[Stored records]
[Begin]
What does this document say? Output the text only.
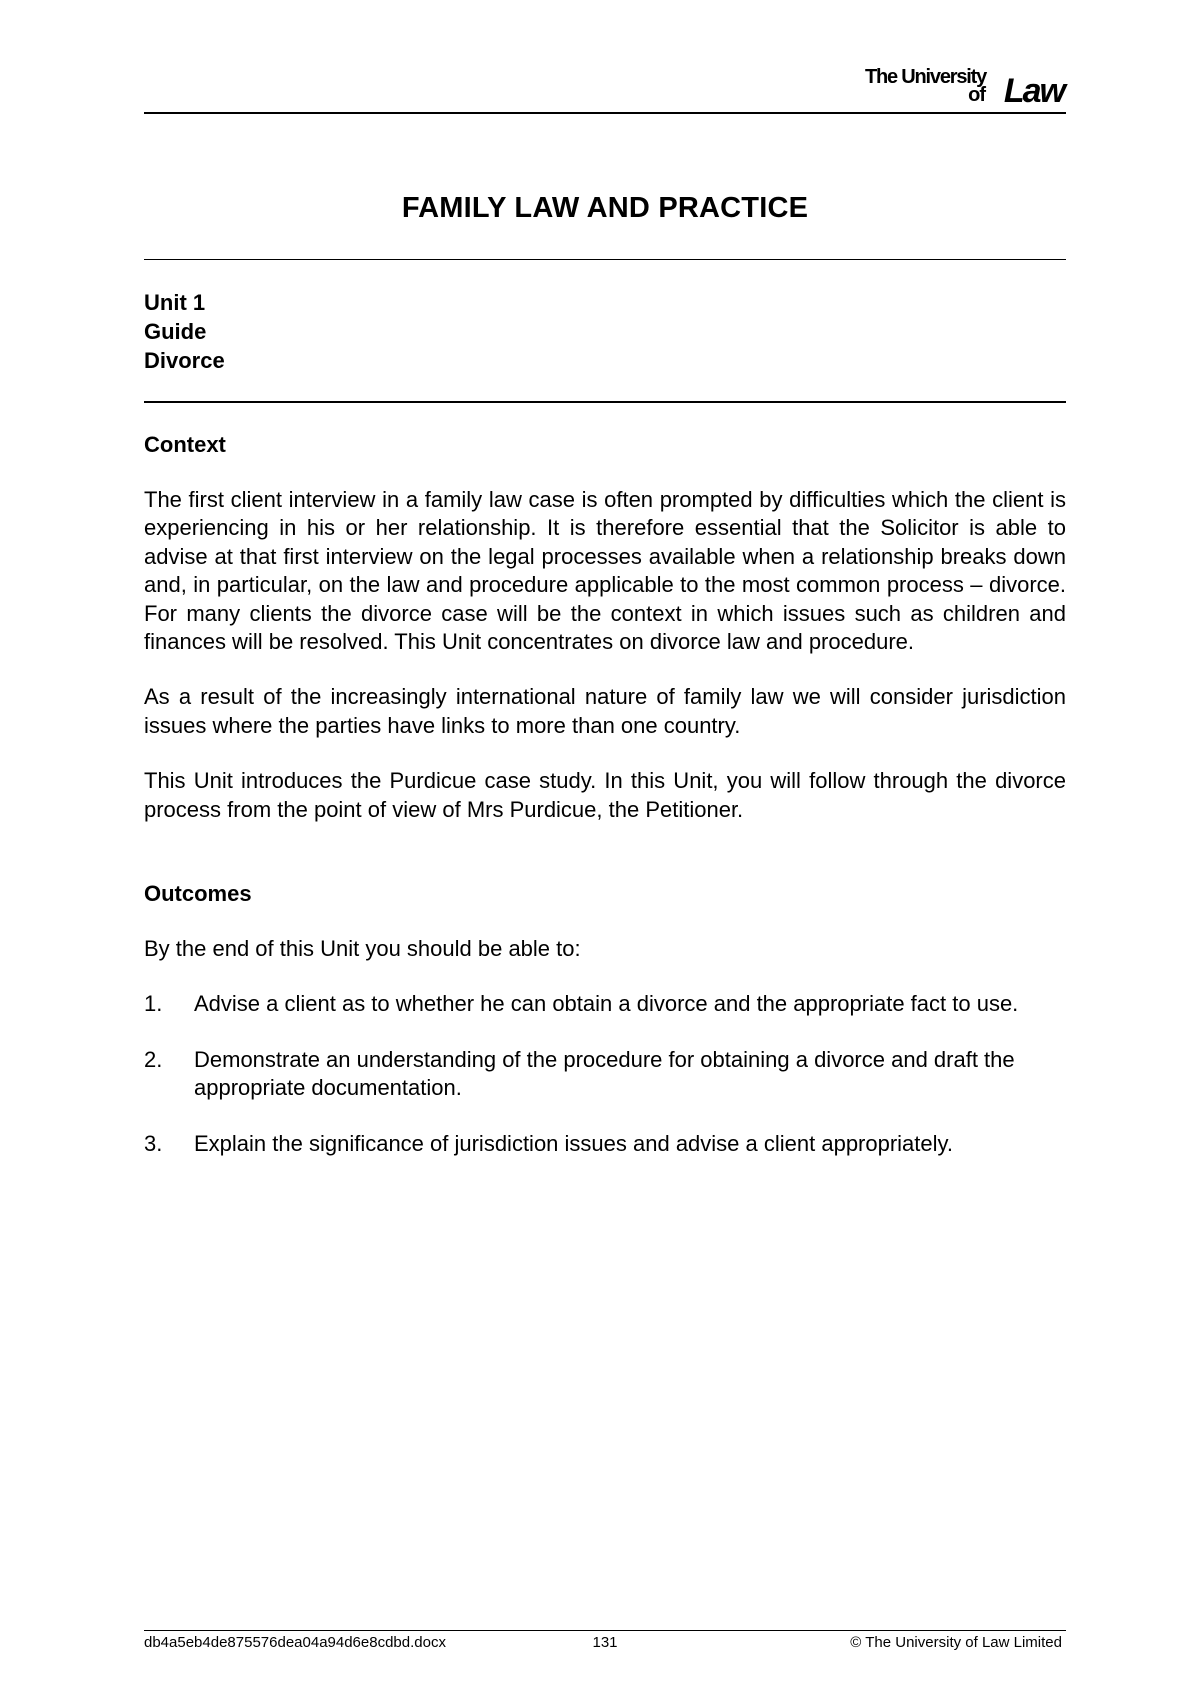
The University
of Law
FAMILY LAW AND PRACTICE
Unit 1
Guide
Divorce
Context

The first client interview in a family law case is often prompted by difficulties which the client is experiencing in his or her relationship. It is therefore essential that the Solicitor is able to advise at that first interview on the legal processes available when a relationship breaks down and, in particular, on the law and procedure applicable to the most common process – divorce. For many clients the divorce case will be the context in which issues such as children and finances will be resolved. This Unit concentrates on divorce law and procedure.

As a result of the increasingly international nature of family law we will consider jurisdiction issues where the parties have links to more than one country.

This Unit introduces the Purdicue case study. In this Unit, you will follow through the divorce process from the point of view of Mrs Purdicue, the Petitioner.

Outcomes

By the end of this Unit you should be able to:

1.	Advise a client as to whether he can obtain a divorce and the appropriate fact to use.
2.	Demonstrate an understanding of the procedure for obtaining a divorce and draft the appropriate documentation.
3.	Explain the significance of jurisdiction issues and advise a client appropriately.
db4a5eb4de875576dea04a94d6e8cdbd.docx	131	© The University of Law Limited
[End]
[Begin]
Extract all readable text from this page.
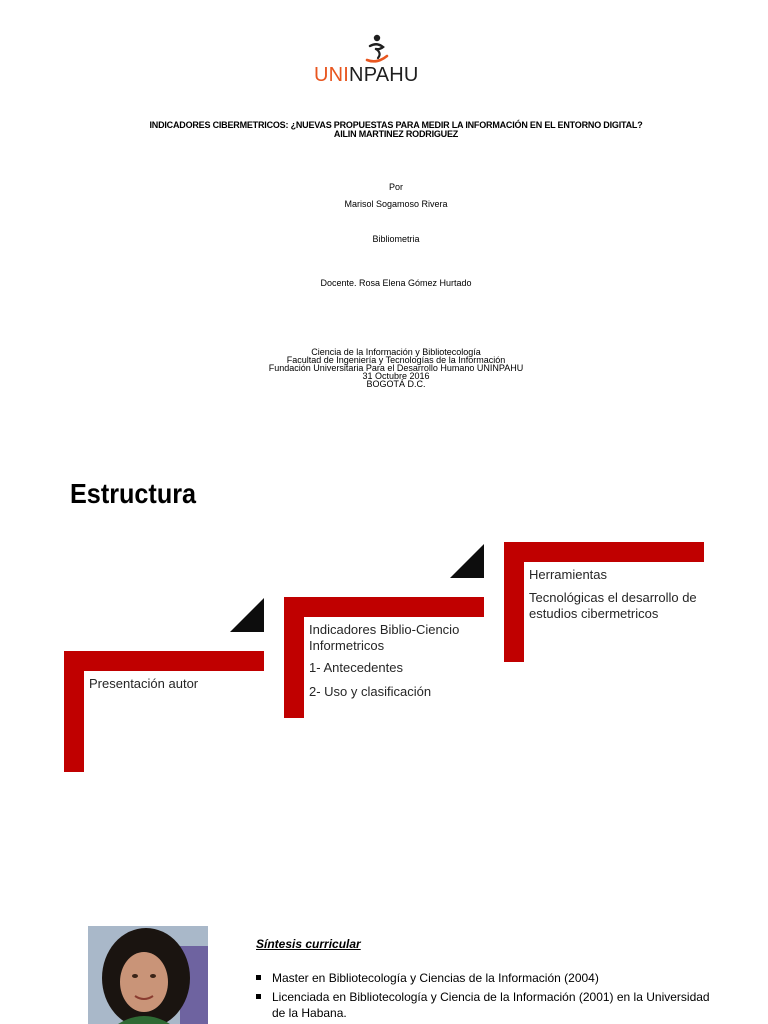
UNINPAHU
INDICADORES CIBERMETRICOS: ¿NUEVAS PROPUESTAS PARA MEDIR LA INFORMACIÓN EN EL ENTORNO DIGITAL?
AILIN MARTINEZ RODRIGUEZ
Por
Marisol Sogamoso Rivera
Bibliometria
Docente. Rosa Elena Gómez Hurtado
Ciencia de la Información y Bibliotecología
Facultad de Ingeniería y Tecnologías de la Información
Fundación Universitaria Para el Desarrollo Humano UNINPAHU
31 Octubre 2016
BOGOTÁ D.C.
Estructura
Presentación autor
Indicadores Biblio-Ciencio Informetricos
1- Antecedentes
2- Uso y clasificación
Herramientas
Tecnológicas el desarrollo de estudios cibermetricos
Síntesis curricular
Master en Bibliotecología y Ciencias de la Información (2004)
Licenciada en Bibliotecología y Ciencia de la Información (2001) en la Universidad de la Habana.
[End]
[Begin]
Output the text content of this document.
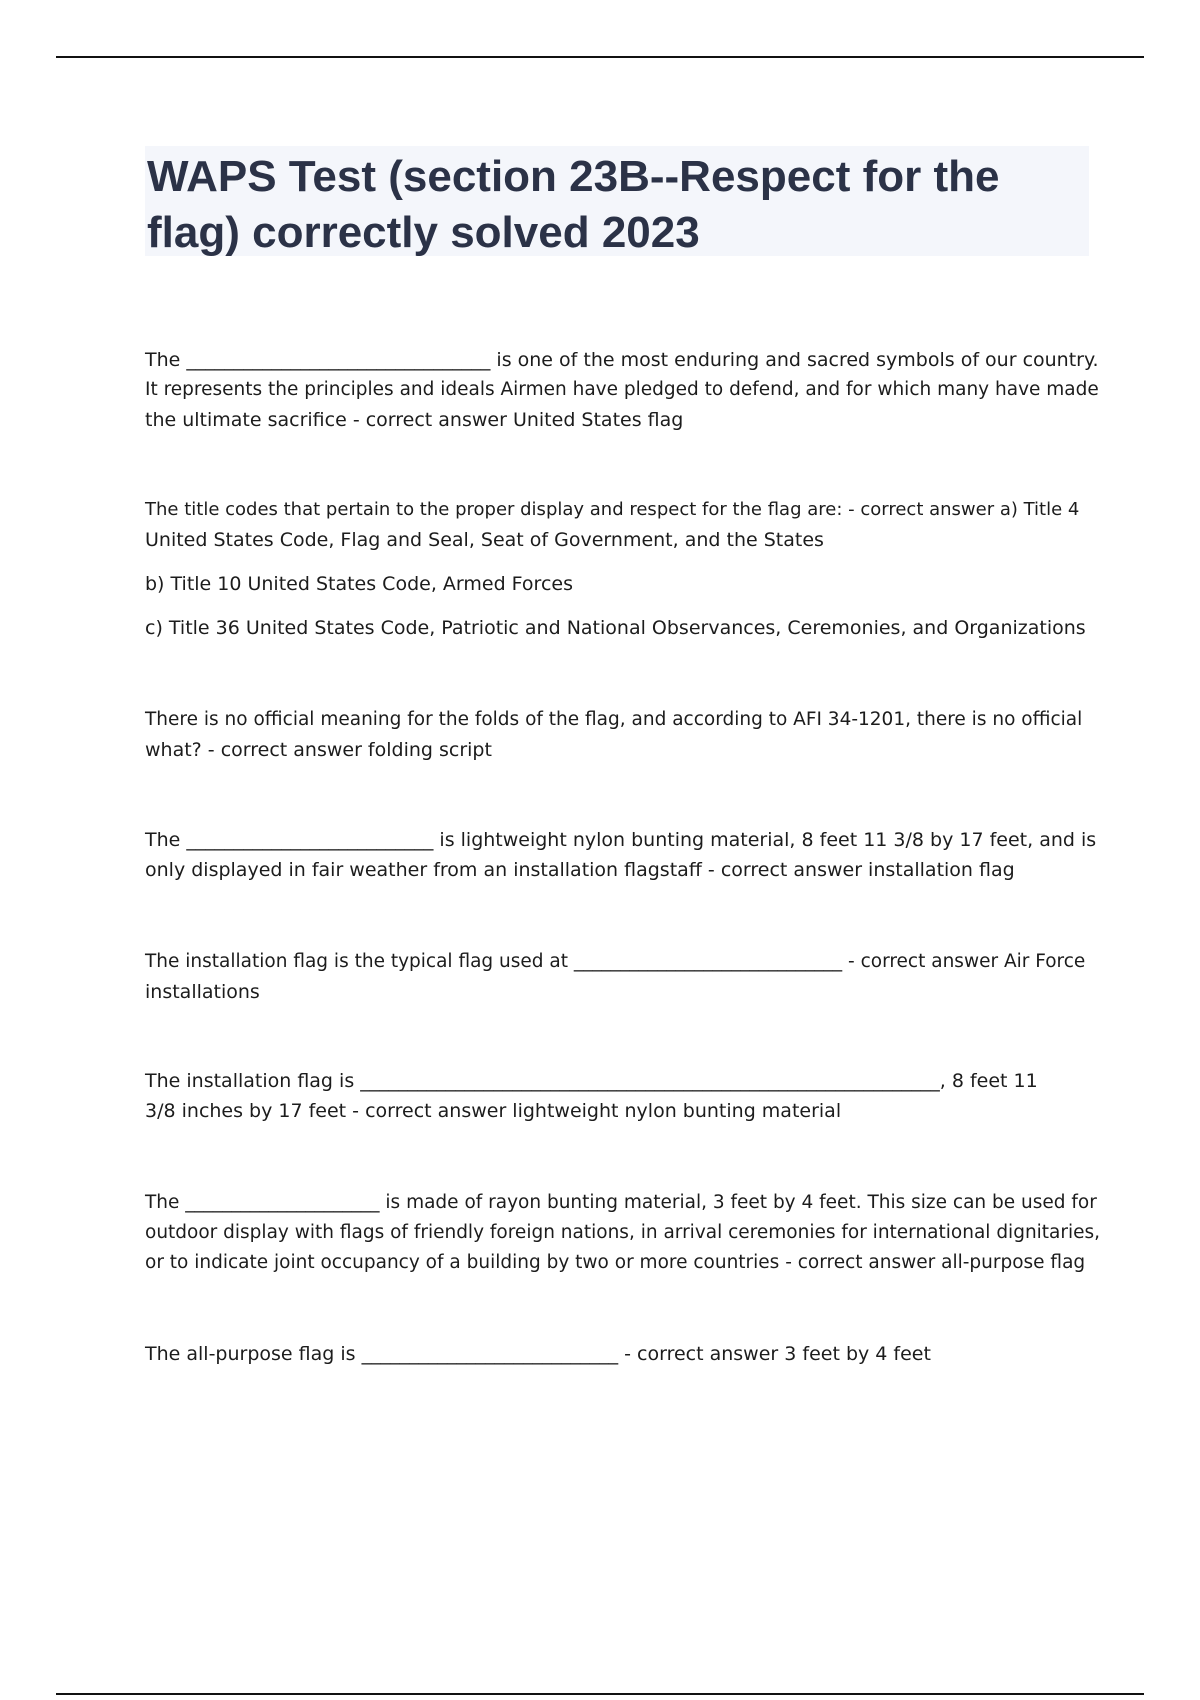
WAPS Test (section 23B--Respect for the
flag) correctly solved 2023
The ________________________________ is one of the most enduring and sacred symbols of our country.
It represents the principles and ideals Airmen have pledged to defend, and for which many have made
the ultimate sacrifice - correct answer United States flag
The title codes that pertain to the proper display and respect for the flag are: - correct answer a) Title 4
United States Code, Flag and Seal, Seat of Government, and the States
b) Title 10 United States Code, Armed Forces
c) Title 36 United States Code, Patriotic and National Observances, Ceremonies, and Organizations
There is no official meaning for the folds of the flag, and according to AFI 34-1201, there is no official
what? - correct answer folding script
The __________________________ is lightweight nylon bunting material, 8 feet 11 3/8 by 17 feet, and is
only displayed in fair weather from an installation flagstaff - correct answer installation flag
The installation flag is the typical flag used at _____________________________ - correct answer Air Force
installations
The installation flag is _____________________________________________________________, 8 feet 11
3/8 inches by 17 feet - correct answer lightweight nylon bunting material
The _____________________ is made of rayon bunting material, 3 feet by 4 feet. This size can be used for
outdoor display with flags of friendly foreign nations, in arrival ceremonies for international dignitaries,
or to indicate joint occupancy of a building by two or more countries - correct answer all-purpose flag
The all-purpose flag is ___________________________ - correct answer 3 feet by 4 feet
[End]
> _EXERCISE DESCRIPTION_
From the data, pick out every line that includes "case".

> _ANSWER TO THE PROBLEM_
The first client interview in a family law case is often prompted by difficulties which the client is experiencing in his or her relationship. It is therefore essential that the Solicitor is able to advise at that first interview on the legal processes available when a relationship breaks down and, in particular, on the law and procedure applicable to the most common process – divorce. For many clients the divorce case will be the context in which issues such as children and finances will be resolved. This Unit concentrates on divorce law and procedure.
This Unit introduces the Purdicue case study. In this Unit, you will follow through the divorce process from the point of view of Mrs Purdicue, the Petitioner.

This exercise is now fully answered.